Objective: Type out the material below exactly.

[A block of data]
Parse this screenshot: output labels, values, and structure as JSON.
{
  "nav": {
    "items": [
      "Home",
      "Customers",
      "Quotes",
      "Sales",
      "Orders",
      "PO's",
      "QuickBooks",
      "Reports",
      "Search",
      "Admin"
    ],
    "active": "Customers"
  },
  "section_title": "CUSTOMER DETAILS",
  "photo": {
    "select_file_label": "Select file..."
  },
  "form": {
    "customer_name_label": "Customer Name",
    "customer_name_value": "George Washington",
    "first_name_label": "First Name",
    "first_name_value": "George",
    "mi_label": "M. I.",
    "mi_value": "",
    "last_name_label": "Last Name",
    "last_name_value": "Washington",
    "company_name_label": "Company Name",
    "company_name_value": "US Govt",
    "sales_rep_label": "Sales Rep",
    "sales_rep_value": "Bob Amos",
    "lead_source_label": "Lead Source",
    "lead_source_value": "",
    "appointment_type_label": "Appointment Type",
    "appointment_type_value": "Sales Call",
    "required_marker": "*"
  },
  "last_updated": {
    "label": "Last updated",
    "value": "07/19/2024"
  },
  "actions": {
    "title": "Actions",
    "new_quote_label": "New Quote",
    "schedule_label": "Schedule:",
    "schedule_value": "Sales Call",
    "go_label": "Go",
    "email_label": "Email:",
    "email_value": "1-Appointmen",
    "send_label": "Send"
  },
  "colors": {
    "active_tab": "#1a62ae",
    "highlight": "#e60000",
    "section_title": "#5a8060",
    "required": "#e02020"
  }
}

Solution to this task:
Parse this screenshot: output labels, values, and structure as JSON.
{
  "nav": {
    "items": [
      "Home",
      "Customers",
      "Quotes",
      "Sales",
      "Orders",
      "PO's",
      "QuickBooks",
      "Reports",
      "Search",
      "Admin"
    ],
    "active": "Customers"
  },
  "section_title": "CUSTOMER DETAILS",
  "photo": {
    "select_file_label": "Select file..."
  },
  "form": {
    "customer_name_label": "Customer Name",
    "customer_name_value": "George Washington",
    "first_name_label": "First Name",
    "first_name_value": "George",
    "mi_label": "M. I.",
    "mi_value": "",
    "last_name_label": "Last Name",
    "last_name_value": "Washington",
    "company_name_label": "Company Name",
    "company_name_value": "US Govt",
    "sales_rep_label": "Sales Rep",
    "sales_rep_value": "Bob Amos",
    "lead_source_label": "Lead Source",
    "lead_source_value": "",
    "appointment_type_label": "Appointment Type",
    "appointment_type_value": "Sales Call",
    "required_marker": "*"
  },
  "last_updated": {
    "label": "Last updated",
    "value": "07/19/2024"
  },
  "actions": {
    "title": "Actions",
    "new_quote_label": "New Quote",
    "schedule_label": "Schedule:",
    "schedule_value": "Sales Call",
    "go_label": "Go",
    "email_label": "Email:",
    "email_value": "1-Appointmen",
    "send_label": "Send"
  },
  "colors": {
    "active_tab": "#1a62ae",
    "highlight": "#e60000",
    "section_title": "#5a8060",
    "required": "#e02020"
  }
}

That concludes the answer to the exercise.